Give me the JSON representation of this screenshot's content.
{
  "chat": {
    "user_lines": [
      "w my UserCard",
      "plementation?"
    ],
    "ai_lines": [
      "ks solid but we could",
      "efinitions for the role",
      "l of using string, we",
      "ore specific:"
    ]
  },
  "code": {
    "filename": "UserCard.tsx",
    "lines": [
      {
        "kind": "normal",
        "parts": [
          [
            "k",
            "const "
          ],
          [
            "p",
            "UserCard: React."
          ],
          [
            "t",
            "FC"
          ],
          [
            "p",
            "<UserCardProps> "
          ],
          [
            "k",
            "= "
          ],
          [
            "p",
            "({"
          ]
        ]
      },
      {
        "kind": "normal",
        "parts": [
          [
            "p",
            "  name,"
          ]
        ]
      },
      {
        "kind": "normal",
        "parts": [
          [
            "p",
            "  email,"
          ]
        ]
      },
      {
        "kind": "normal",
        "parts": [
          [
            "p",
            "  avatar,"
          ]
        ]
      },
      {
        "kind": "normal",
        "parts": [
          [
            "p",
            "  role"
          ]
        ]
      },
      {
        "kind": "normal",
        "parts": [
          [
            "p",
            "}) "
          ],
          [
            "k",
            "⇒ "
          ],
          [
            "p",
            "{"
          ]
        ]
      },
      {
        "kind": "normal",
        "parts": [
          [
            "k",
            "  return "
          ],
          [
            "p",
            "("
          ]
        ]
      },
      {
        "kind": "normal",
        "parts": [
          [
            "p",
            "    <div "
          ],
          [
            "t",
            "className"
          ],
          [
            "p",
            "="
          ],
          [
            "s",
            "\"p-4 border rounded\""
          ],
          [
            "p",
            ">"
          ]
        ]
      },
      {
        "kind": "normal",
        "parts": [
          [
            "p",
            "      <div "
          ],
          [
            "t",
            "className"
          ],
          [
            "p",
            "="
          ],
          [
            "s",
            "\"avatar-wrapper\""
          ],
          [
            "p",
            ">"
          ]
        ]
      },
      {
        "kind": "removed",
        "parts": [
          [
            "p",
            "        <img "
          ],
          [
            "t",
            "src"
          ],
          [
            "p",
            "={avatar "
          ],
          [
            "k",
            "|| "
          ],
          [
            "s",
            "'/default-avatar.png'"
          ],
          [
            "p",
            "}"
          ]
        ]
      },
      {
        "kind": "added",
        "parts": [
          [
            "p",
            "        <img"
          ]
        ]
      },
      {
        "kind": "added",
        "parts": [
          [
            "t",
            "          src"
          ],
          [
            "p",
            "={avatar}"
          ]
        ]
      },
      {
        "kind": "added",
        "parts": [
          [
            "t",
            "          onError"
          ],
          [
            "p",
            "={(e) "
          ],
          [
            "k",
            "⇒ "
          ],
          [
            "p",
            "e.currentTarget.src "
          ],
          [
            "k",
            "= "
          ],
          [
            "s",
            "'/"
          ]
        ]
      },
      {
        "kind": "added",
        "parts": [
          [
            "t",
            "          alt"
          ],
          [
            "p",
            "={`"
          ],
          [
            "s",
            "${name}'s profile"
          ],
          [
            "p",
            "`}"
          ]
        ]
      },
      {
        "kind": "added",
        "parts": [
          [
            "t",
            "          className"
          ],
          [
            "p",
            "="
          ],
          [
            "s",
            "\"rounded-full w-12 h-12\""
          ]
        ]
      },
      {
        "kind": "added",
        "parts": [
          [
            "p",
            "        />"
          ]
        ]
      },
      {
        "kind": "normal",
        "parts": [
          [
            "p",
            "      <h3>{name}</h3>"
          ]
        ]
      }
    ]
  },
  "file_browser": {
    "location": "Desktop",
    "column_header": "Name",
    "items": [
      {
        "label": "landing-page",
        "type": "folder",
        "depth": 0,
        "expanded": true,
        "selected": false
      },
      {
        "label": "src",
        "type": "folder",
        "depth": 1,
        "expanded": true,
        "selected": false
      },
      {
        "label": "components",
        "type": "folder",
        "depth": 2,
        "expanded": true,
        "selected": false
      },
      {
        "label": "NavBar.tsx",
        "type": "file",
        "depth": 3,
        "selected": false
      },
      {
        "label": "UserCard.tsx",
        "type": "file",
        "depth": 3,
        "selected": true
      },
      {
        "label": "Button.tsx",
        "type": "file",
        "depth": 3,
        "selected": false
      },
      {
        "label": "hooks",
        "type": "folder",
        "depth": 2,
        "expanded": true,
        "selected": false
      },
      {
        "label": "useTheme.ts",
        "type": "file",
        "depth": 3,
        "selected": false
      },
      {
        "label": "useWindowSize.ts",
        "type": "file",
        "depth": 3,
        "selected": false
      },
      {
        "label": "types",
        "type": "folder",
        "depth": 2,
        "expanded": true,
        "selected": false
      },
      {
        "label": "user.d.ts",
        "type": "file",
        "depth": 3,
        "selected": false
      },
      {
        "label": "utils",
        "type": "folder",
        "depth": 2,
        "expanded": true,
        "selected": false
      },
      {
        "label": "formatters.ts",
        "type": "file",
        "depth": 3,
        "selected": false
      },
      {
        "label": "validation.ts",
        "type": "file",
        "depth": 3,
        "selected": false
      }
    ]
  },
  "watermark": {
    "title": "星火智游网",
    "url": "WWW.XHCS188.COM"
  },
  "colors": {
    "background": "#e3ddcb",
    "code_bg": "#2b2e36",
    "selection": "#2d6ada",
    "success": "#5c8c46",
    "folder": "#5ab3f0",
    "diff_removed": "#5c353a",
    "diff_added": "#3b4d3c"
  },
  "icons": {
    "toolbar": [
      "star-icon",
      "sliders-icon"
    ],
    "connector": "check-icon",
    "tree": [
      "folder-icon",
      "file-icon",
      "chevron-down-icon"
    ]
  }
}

→ Short task:
Copy all the entries verbatim.

→ Answer:
Give me the JSON representation of this screenshot's content.
{
  "chat": {
    "user_lines": [
      "w my UserCard",
      "plementation?"
    ],
    "ai_lines": [
      "ks solid but we could",
      "efinitions for the role",
      "l of using string, we",
      "ore specific:"
    ]
  },
  "code": {
    "filename": "UserCard.tsx",
    "lines": [
      {
        "kind": "normal",
        "parts": [
          [
            "k",
            "const "
          ],
          [
            "p",
            "UserCard: React."
          ],
          [
            "t",
            "FC"
          ],
          [
            "p",
            "<UserCardProps> "
          ],
          [
            "k",
            "= "
          ],
          [
            "p",
            "({"
          ]
        ]
      },
      {
        "kind": "normal",
        "parts": [
          [
            "p",
            "  name,"
          ]
        ]
      },
      {
        "kind": "normal",
        "parts": [
          [
            "p",
            "  email,"
          ]
        ]
      },
      {
        "kind": "normal",
        "parts": [
          [
            "p",
            "  avatar,"
          ]
        ]
      },
      {
        "kind": "normal",
        "parts": [
          [
            "p",
            "  role"
          ]
        ]
      },
      {
        "kind": "normal",
        "parts": [
          [
            "p",
            "}) "
          ],
          [
            "k",
            "⇒ "
          ],
          [
            "p",
            "{"
          ]
        ]
      },
      {
        "kind": "normal",
        "parts": [
          [
            "k",
            "  return "
          ],
          [
            "p",
            "("
          ]
        ]
      },
      {
        "kind": "normal",
        "parts": [
          [
            "p",
            "    <div "
          ],
          [
            "t",
            "className"
          ],
          [
            "p",
            "="
          ],
          [
            "s",
            "\"p-4 border rounded\""
          ],
          [
            "p",
            ">"
          ]
        ]
      },
      {
        "kind": "normal",
        "parts": [
          [
            "p",
            "      <div "
          ],
          [
            "t",
            "className"
          ],
          [
            "p",
            "="
          ],
          [
            "s",
            "\"avatar-wrapper\""
          ],
          [
            "p",
            ">"
          ]
        ]
      },
      {
        "kind": "removed",
        "parts": [
          [
            "p",
            "        <img "
          ],
          [
            "t",
            "src"
          ],
          [
            "p",
            "={avatar "
          ],
          [
            "k",
            "|| "
          ],
          [
            "s",
            "'/default-avatar.png'"
          ],
          [
            "p",
            "}"
          ]
        ]
      },
      {
        "kind": "added",
        "parts": [
          [
            "p",
            "        <img"
          ]
        ]
      },
      {
        "kind": "added",
        "parts": [
          [
            "t",
            "          src"
          ],
          [
            "p",
            "={avatar}"
          ]
        ]
      },
      {
        "kind": "added",
        "parts": [
          [
            "t",
            "          onError"
          ],
          [
            "p",
            "={(e) "
          ],
          [
            "k",
            "⇒ "
          ],
          [
            "p",
            "e.currentTarget.src "
          ],
          [
            "k",
            "= "
          ],
          [
            "s",
            "'/"
          ]
        ]
      },
      {
        "kind": "added",
        "parts": [
          [
            "t",
            "          alt"
          ],
          [
            "p",
            "={`"
          ],
          [
            "s",
            "${name}'s profile"
          ],
          [
            "p",
            "`}"
          ]
        ]
      },
      {
        "kind": "added",
        "parts": [
          [
            "t",
            "          className"
          ],
          [
            "p",
            "="
          ],
          [
            "s",
            "\"rounded-full w-12 h-12\""
          ]
        ]
      },
      {
        "kind": "added",
        "parts": [
          [
            "p",
            "        />"
          ]
        ]
      },
      {
        "kind": "normal",
        "parts": [
          [
            "p",
            "      <h3>{name}</h3>"
          ]
        ]
      }
    ]
  },
  "file_browser": {
    "location": "Desktop",
    "column_header": "Name",
    "items": [
      {
        "label": "landing-page",
        "type": "folder",
        "depth": 0,
        "expanded": true,
        "selected": false
      },
      {
        "label": "src",
        "type": "folder",
        "depth": 1,
        "expanded": true,
        "selected": false
      },
      {
        "label": "components",
        "type": "folder",
        "depth": 2,
        "expanded": true,
        "selected": false
      },
      {
        "label": "NavBar.tsx",
        "type": "file",
        "depth": 3,
        "selected": false
      },
      {
        "label": "UserCard.tsx",
        "type": "file",
        "depth": 3,
        "selected": true
      },
      {
        "label": "Button.tsx",
        "type": "file",
        "depth": 3,
        "selected": false
      },
      {
        "label": "hooks",
        "type": "folder",
        "depth": 2,
        "expanded": true,
        "selected": false
      },
      {
        "label": "useTheme.ts",
        "type": "file",
        "depth": 3,
        "selected": false
      },
      {
        "label": "useWindowSize.ts",
        "type": "file",
        "depth": 3,
        "selected": false
      },
      {
        "label": "types",
        "type": "folder",
        "depth": 2,
        "expanded": true,
        "selected": false
      },
      {
        "label": "user.d.ts",
        "type": "file",
        "depth": 3,
        "selected": false
      },
      {
        "label": "utils",
        "type": "folder",
        "depth": 2,
        "expanded": true,
        "selected": false
      },
      {
        "label": "formatters.ts",
        "type": "file",
        "depth": 3,
        "selected": false
      },
      {
        "label": "validation.ts",
        "type": "file",
        "depth": 3,
        "selected": false
      }
    ]
  },
  "watermark": {
    "title": "星火智游网",
    "url": "WWW.XHCS188.COM"
  },
  "colors": {
    "background": "#e3ddcb",
    "code_bg": "#2b2e36",
    "selection": "#2d6ada",
    "success": "#5c8c46",
    "folder": "#5ab3f0",
    "diff_removed": "#5c353a",
    "diff_added": "#3b4d3c"
  },
  "icons": {
    "toolbar": [
      "star-icon",
      "sliders-icon"
    ],
    "connector": "check-icon",
    "tree": [
      "folder-icon",
      "file-icon",
      "chevron-down-icon"
    ]
  }
}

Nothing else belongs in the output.